• Exercise aim: Report, as a bare number, how many lines contain the string "Archivo".

* * * * * * * * *

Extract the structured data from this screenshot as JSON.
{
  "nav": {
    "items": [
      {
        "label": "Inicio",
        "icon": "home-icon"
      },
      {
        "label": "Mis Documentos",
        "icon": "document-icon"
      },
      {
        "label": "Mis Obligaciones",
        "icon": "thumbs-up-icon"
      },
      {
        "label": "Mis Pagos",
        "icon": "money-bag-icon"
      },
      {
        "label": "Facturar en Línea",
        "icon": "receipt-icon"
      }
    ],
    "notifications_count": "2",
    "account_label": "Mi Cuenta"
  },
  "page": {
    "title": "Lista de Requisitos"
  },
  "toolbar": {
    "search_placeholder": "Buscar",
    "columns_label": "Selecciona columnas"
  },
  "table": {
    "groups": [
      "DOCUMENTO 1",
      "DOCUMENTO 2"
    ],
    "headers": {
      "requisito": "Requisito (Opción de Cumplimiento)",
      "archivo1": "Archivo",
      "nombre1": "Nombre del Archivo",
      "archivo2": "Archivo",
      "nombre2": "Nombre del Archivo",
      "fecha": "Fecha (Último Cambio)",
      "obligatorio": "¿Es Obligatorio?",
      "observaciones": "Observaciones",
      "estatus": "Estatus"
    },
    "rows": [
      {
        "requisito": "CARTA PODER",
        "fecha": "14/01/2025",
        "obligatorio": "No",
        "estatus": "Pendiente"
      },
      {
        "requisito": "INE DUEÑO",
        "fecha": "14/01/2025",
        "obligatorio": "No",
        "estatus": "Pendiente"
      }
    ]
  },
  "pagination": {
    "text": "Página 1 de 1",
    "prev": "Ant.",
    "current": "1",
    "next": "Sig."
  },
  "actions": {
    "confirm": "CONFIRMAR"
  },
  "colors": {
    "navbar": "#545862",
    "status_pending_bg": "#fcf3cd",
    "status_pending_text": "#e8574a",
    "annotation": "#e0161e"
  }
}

* * * * * * * * *

• Reply to the task: 4